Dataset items
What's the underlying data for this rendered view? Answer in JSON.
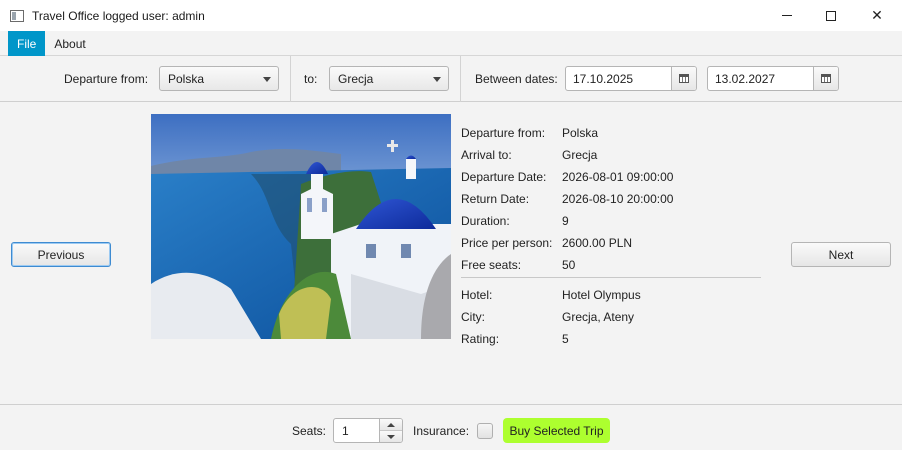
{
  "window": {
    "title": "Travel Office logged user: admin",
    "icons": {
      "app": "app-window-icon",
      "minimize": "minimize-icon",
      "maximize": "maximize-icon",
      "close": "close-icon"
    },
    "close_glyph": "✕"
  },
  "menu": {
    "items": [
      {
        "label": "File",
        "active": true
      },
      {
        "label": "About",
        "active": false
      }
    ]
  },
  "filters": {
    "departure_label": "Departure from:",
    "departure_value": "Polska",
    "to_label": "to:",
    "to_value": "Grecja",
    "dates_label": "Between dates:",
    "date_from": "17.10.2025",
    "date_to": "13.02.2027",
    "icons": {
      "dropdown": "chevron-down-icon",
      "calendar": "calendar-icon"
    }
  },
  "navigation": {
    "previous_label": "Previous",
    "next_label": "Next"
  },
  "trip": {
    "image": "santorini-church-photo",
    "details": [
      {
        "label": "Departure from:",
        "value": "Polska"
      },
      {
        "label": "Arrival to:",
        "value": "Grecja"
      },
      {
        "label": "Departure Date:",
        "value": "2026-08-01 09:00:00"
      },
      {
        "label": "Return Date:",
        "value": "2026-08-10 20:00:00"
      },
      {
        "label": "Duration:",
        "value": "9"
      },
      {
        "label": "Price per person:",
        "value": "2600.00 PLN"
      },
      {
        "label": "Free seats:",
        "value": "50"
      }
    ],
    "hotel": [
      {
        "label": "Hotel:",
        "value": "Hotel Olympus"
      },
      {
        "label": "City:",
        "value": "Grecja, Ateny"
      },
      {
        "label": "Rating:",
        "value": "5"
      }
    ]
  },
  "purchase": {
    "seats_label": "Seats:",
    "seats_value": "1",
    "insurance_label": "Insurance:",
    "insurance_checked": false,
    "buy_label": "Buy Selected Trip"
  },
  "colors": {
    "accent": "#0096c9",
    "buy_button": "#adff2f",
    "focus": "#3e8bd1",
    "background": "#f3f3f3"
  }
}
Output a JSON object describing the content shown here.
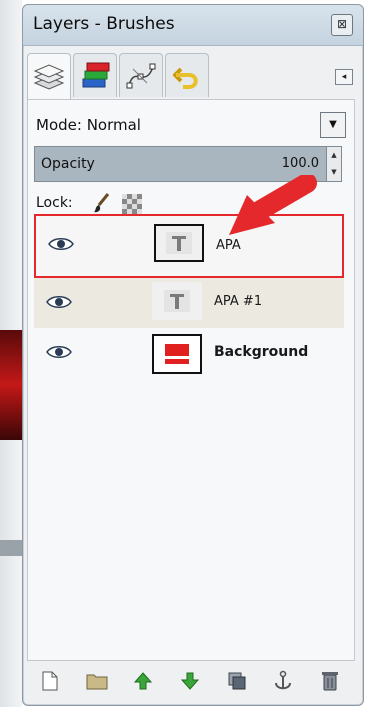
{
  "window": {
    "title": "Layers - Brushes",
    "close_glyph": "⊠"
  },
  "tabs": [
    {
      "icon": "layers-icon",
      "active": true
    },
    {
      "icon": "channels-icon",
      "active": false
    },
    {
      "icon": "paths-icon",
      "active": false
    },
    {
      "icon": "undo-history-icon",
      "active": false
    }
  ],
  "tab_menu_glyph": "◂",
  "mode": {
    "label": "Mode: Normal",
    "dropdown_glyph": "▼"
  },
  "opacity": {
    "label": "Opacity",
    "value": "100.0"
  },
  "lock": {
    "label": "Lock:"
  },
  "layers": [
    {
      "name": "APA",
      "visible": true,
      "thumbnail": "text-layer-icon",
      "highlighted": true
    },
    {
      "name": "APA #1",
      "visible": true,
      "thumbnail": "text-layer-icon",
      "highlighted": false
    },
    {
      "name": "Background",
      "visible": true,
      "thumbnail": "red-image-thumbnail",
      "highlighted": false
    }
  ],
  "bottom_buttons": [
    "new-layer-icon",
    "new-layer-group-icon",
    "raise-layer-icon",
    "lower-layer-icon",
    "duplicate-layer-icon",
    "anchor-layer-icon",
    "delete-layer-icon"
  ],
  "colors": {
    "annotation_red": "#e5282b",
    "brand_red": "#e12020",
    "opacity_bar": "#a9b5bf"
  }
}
* * *
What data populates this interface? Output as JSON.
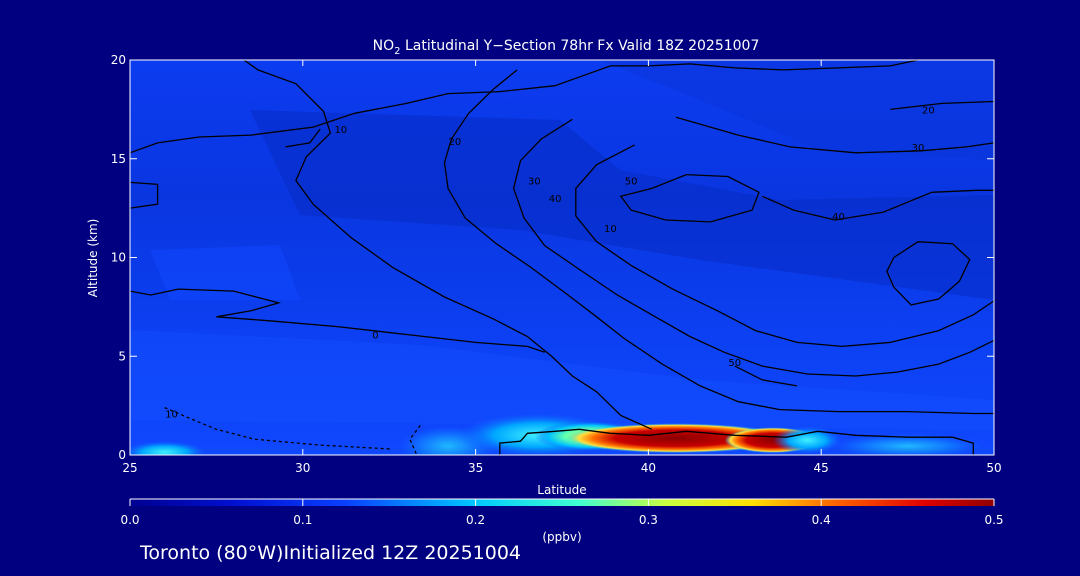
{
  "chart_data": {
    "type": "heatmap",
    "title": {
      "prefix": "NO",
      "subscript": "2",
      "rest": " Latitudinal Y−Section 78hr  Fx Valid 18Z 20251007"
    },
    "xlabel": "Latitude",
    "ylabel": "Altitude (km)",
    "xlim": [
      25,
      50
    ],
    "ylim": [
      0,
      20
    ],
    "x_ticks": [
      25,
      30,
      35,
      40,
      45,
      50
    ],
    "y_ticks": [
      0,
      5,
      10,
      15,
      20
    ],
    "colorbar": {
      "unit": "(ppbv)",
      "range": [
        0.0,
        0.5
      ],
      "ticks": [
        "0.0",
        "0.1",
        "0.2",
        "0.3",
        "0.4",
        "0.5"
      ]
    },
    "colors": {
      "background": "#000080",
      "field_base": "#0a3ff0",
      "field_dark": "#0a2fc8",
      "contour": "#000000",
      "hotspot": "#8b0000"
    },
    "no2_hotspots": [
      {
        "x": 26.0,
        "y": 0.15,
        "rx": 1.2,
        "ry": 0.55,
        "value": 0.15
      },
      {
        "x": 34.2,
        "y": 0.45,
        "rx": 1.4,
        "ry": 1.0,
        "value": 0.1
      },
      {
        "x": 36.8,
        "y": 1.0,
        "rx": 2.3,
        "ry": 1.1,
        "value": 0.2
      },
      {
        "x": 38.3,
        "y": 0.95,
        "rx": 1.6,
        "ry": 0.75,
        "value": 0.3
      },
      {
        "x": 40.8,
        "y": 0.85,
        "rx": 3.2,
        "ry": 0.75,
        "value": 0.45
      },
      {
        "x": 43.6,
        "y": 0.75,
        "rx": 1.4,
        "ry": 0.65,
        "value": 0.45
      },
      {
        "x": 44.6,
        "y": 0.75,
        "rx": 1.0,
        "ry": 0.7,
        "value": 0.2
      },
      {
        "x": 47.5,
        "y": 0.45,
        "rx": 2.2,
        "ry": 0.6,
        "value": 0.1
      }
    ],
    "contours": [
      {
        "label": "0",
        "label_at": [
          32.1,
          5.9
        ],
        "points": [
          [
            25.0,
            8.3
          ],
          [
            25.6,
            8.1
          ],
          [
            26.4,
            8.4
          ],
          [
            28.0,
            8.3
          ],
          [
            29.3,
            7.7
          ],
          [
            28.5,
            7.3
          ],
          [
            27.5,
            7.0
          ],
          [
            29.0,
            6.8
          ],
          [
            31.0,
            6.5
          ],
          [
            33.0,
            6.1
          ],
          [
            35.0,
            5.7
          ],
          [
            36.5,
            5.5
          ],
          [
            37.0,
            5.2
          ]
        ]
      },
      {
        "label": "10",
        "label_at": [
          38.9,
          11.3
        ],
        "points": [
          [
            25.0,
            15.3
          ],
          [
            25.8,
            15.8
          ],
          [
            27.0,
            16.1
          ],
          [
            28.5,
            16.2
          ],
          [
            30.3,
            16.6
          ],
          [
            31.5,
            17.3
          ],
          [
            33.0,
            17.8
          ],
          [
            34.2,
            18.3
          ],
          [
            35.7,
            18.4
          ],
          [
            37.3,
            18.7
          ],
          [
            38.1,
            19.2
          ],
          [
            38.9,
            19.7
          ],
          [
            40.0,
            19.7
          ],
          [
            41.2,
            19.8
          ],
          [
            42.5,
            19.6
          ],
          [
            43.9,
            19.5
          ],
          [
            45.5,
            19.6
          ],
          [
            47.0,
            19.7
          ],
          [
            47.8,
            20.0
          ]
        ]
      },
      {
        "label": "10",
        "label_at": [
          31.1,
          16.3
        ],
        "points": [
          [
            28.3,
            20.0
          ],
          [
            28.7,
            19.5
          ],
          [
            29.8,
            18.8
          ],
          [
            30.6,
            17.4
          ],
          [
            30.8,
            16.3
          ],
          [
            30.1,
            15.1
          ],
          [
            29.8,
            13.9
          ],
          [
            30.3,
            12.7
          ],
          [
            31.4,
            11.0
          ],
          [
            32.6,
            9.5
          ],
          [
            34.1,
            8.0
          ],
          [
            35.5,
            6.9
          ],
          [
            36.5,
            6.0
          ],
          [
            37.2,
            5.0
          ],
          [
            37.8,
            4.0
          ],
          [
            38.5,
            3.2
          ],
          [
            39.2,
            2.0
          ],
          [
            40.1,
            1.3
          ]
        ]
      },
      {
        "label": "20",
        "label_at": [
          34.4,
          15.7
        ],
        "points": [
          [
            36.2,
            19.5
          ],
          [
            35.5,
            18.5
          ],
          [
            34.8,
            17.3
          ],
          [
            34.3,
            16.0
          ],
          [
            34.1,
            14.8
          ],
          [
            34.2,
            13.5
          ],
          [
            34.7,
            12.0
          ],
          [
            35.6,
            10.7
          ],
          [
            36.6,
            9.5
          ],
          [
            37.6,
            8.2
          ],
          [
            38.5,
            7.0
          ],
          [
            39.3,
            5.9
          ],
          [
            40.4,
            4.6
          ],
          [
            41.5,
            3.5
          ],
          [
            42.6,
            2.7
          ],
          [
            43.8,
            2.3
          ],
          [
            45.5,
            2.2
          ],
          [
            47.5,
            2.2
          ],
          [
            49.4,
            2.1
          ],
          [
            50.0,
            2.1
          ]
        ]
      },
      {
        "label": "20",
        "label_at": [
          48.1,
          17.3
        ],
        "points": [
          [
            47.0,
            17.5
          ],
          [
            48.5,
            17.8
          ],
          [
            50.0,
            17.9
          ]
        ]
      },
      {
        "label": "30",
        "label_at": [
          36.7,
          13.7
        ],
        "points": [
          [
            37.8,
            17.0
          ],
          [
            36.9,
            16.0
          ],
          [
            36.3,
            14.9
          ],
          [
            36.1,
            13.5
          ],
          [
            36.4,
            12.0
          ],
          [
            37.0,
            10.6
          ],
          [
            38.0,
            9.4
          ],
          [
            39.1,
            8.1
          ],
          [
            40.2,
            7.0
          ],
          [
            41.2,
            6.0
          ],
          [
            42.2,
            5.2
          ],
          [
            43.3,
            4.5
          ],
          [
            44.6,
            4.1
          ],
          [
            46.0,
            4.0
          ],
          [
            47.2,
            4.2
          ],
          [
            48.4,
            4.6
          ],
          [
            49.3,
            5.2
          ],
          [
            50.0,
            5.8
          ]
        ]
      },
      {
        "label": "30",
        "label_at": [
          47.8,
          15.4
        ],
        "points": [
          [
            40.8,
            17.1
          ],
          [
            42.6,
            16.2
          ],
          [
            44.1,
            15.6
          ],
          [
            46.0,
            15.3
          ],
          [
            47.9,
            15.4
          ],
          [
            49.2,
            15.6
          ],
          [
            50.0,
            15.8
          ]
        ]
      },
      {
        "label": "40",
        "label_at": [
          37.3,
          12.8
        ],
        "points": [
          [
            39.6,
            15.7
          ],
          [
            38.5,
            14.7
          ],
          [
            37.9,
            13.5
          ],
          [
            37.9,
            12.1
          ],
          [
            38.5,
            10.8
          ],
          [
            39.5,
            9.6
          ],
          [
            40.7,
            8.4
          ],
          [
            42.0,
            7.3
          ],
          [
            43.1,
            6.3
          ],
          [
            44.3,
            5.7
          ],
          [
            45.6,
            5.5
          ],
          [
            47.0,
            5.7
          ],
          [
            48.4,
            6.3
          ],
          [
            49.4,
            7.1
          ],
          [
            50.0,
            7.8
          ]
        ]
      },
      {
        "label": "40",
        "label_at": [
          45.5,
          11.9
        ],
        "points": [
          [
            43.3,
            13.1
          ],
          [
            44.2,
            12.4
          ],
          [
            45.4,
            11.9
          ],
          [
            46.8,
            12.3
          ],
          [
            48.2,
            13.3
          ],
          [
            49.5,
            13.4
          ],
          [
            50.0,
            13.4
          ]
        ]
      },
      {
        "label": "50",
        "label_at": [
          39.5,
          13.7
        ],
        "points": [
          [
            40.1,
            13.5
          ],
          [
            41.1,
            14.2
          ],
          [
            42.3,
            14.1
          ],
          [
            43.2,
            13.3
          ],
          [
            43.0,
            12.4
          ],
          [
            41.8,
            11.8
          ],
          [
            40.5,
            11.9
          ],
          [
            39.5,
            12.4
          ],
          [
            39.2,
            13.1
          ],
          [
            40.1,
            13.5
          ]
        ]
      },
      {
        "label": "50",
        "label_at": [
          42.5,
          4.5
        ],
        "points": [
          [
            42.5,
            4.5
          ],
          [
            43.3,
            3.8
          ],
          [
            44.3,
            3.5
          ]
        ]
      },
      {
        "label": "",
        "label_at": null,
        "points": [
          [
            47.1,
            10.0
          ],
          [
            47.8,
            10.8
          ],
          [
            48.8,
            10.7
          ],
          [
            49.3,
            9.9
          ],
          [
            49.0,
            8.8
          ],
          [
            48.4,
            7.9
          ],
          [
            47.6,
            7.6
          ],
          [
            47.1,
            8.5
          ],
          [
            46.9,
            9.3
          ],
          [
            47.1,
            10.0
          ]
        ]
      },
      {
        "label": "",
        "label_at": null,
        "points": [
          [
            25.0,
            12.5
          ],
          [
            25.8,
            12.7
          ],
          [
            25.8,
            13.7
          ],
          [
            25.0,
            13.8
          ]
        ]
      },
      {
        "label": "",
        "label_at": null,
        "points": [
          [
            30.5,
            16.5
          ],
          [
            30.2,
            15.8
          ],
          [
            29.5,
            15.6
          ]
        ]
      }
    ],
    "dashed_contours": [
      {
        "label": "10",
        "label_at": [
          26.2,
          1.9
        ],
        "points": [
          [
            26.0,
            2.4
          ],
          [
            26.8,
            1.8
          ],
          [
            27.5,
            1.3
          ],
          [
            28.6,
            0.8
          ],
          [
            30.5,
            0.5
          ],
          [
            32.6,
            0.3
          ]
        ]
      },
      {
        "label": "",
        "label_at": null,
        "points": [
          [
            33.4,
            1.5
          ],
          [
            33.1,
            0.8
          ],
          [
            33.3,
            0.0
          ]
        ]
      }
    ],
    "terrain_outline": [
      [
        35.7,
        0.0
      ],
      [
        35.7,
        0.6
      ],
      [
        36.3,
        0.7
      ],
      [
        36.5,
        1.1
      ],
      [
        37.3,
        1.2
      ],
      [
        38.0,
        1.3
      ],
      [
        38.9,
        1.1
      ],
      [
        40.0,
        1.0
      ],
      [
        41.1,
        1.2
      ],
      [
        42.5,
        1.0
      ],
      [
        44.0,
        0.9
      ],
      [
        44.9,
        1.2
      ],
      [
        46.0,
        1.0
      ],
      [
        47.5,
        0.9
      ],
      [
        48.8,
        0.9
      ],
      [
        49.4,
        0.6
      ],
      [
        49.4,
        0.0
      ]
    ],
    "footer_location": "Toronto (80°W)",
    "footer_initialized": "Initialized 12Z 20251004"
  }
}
...
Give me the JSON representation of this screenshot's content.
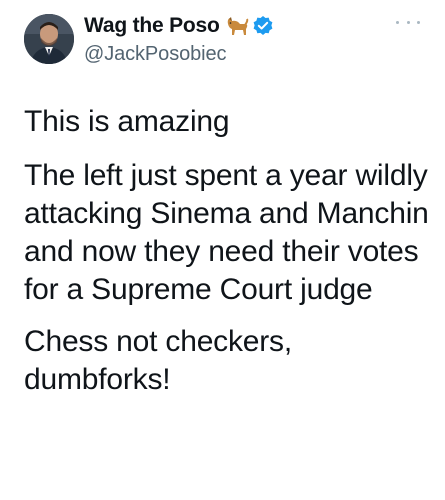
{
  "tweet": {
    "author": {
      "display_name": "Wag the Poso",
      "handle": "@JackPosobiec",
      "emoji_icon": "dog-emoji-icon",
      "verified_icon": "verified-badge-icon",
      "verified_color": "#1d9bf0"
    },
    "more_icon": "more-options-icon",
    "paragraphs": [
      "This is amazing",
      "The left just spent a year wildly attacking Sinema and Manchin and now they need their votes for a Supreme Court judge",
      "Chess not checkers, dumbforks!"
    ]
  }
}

**GIVEN TASK:** Search the entries for "content" and copy out each line that has it.

**SOLUTION TO THIS PROBLEM:**
Output a JSON object describing the content shown here.
Give me the JSON representation of this screenshot's content.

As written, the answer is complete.